Stored records:
## Begin

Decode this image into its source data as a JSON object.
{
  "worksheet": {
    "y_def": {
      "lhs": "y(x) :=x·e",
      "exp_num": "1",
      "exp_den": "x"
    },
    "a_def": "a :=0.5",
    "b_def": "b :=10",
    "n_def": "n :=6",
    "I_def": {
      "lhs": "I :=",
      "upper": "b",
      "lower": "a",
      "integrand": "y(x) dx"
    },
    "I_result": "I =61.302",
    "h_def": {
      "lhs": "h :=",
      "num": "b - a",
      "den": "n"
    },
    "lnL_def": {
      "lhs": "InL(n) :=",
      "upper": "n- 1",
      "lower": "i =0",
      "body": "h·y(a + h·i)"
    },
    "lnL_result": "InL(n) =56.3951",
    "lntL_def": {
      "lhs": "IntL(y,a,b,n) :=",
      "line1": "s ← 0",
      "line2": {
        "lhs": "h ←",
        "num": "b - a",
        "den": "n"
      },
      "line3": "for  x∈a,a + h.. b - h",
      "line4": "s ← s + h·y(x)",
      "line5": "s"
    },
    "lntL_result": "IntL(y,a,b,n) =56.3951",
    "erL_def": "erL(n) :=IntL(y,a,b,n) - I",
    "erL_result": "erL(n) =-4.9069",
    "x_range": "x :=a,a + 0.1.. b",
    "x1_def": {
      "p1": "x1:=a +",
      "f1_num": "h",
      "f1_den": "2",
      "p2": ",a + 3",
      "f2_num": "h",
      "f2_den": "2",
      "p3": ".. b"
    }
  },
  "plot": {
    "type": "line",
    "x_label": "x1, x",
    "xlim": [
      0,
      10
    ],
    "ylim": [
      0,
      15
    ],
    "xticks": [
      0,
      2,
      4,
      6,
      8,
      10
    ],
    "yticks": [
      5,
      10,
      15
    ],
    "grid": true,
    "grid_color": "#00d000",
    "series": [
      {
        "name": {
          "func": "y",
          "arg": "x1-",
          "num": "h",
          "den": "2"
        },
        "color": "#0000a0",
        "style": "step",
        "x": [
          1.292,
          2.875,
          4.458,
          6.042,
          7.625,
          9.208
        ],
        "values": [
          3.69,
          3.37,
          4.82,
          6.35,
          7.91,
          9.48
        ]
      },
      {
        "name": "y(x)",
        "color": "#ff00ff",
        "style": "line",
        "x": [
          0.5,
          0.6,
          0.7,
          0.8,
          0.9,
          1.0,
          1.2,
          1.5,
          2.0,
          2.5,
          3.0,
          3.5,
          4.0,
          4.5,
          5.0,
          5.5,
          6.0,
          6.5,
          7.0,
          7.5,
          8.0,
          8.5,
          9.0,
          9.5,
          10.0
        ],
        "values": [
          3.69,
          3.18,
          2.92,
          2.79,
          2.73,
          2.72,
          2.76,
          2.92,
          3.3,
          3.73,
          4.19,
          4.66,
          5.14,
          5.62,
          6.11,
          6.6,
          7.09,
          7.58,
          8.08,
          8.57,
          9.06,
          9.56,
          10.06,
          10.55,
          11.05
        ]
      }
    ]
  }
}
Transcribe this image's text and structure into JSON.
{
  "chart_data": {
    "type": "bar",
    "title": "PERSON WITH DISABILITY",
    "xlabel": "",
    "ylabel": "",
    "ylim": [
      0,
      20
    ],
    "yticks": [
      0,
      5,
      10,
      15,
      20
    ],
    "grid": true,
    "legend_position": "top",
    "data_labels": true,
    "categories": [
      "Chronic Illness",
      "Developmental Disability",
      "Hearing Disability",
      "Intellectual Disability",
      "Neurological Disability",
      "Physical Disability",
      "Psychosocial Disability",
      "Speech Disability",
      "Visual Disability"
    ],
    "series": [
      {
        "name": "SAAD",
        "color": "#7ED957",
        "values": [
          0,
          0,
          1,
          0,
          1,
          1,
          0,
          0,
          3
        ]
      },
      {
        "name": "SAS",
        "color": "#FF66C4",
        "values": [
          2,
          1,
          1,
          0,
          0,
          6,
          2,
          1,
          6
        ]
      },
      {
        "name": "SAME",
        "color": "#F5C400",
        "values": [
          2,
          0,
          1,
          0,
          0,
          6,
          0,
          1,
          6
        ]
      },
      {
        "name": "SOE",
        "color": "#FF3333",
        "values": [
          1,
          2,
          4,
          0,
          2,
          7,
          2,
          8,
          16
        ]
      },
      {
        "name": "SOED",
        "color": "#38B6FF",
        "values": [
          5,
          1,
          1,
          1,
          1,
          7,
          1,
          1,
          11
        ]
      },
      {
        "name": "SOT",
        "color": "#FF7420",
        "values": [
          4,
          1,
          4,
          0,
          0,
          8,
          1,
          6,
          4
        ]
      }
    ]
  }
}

## End
## Begin

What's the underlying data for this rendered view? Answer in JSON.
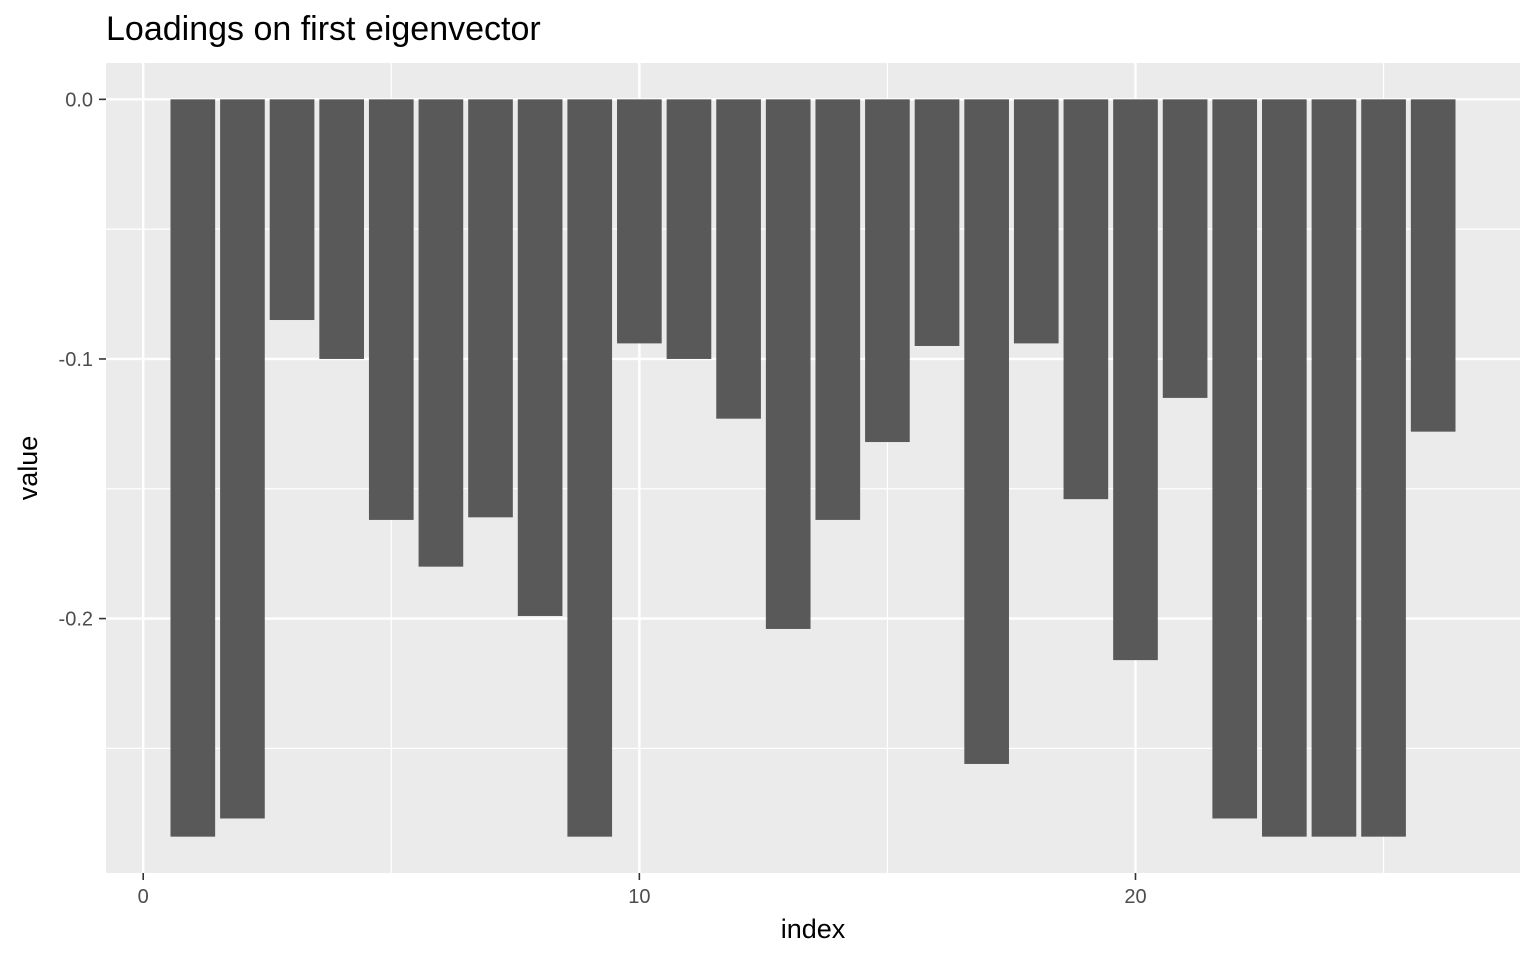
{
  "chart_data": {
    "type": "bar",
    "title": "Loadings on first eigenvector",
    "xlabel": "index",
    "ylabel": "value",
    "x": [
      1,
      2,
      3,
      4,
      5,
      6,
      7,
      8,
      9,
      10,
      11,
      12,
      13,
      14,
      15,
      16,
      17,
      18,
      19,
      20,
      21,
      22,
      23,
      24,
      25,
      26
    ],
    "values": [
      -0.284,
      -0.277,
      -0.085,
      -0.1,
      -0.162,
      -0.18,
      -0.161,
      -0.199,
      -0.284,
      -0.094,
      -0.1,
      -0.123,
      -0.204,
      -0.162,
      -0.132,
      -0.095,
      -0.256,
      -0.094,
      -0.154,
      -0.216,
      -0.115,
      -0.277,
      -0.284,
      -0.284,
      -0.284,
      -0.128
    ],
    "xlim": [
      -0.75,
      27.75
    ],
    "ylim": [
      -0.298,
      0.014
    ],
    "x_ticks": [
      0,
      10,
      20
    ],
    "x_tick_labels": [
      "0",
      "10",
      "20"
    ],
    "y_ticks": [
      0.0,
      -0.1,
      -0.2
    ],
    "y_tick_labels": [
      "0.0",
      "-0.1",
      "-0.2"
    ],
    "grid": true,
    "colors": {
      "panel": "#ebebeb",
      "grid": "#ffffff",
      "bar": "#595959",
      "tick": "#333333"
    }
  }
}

## End
## Begin

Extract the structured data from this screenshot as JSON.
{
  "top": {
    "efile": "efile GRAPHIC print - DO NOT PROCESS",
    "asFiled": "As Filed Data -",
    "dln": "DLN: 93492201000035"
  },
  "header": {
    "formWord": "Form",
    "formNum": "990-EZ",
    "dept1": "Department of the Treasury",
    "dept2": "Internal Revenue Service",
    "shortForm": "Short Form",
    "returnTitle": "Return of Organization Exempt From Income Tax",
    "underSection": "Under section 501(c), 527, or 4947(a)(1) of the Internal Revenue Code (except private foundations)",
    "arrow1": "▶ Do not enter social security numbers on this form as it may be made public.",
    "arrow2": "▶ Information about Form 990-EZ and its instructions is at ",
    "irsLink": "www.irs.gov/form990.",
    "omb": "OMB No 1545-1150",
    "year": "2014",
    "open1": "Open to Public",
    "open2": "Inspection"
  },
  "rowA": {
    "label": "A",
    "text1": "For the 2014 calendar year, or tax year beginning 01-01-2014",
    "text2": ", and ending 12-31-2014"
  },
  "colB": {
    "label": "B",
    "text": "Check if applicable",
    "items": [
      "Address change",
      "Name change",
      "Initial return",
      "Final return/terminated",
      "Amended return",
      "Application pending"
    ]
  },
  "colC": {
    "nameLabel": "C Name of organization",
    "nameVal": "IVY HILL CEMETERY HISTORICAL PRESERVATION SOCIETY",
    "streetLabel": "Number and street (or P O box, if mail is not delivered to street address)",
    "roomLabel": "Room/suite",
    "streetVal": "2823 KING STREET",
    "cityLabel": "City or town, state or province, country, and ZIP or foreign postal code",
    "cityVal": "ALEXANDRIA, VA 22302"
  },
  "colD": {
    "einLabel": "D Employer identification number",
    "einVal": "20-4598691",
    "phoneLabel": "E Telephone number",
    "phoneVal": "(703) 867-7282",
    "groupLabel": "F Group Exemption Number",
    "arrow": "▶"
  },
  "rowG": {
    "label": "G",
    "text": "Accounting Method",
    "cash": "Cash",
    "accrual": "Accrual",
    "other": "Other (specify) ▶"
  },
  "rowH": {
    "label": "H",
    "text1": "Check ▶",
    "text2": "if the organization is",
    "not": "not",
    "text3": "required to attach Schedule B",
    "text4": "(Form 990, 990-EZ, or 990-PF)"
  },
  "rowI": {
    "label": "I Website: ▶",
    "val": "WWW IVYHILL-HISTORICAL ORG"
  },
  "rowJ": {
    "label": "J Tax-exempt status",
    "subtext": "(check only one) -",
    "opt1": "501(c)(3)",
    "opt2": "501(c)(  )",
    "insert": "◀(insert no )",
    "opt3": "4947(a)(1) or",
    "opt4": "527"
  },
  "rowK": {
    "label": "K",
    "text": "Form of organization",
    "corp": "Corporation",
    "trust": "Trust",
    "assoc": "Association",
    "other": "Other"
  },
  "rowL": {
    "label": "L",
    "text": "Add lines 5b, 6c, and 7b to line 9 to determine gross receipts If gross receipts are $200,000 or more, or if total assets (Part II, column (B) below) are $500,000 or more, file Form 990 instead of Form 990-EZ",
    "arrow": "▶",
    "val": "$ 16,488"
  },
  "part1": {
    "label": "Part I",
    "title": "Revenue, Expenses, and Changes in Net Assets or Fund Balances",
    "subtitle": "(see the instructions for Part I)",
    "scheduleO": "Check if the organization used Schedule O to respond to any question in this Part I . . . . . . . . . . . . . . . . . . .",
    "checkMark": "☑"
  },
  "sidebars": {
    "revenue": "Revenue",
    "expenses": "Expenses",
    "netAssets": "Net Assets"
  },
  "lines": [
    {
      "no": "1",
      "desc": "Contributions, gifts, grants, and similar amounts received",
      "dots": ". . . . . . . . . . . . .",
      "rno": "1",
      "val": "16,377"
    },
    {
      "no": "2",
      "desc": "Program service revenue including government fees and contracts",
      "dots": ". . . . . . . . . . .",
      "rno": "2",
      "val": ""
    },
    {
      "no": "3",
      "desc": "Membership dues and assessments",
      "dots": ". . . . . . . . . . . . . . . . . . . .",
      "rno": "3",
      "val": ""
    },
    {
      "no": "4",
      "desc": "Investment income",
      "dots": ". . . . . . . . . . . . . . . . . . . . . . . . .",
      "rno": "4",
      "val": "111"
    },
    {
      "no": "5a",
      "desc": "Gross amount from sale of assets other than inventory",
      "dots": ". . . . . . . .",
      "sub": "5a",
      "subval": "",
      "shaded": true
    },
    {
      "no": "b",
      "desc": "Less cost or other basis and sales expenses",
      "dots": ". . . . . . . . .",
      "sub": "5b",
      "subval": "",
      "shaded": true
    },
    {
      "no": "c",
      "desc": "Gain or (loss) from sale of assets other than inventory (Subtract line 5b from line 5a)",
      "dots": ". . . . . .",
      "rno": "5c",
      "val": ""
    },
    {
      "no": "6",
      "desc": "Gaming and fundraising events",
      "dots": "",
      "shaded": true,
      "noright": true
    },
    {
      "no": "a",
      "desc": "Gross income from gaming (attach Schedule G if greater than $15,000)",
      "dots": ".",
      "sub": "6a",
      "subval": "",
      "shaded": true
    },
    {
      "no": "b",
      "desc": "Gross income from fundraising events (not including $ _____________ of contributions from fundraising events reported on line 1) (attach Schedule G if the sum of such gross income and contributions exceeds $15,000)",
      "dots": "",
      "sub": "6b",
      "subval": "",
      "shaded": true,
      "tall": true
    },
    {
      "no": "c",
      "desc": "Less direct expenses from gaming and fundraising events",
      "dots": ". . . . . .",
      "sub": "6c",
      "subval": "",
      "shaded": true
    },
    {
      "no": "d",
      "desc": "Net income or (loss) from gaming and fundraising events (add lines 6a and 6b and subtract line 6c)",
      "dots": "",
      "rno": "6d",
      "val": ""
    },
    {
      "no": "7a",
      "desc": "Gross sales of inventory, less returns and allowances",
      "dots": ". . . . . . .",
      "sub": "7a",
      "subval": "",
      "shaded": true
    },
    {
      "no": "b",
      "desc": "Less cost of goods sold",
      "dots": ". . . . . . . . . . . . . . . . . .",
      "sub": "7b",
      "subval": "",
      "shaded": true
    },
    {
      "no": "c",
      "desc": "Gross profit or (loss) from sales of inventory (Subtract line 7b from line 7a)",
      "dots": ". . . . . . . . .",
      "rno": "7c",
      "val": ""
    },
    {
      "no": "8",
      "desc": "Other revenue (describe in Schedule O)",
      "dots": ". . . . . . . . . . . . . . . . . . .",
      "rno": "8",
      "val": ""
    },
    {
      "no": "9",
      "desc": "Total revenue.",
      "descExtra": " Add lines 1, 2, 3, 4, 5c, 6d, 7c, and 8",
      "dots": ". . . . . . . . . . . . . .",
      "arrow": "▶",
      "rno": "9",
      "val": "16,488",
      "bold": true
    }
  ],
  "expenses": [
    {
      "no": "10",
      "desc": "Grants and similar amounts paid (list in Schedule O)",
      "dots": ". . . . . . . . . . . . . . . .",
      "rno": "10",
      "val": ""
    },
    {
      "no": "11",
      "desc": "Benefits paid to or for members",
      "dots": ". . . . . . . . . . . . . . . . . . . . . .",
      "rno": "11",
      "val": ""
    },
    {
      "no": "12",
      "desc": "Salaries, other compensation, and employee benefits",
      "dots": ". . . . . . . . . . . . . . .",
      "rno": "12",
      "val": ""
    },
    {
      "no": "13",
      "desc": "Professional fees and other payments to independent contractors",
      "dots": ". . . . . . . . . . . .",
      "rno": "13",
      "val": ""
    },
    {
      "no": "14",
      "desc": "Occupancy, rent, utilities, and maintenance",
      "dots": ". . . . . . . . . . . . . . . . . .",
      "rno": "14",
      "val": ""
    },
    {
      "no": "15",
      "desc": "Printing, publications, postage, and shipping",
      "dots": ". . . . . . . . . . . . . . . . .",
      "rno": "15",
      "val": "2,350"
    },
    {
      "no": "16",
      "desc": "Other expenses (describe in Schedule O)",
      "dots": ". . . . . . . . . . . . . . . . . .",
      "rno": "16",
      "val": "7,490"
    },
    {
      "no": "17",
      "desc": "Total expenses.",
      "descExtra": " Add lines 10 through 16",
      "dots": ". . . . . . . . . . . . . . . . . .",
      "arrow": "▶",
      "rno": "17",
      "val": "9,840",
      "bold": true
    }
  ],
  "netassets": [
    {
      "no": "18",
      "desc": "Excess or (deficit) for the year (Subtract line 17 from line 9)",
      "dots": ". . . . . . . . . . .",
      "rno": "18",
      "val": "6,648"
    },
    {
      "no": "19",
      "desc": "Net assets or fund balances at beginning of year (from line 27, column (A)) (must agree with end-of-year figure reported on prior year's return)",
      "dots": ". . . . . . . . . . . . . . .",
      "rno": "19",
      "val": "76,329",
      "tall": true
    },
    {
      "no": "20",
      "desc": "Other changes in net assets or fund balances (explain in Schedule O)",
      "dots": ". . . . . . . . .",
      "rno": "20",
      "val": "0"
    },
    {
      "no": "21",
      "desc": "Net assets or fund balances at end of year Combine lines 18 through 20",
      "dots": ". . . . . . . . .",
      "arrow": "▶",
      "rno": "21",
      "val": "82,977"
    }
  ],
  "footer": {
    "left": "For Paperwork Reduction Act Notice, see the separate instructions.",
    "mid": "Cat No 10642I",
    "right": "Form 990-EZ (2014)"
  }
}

## End

Collect every line from the records above that contains the word "IntL".

      "lhs": "IntL(y,a,b,n) :=",
    "lntL_result": "IntL(y,a,b,n) =56.3951",
    "erL_def": "erL(n) :=IntL(y,a,b,n) - I",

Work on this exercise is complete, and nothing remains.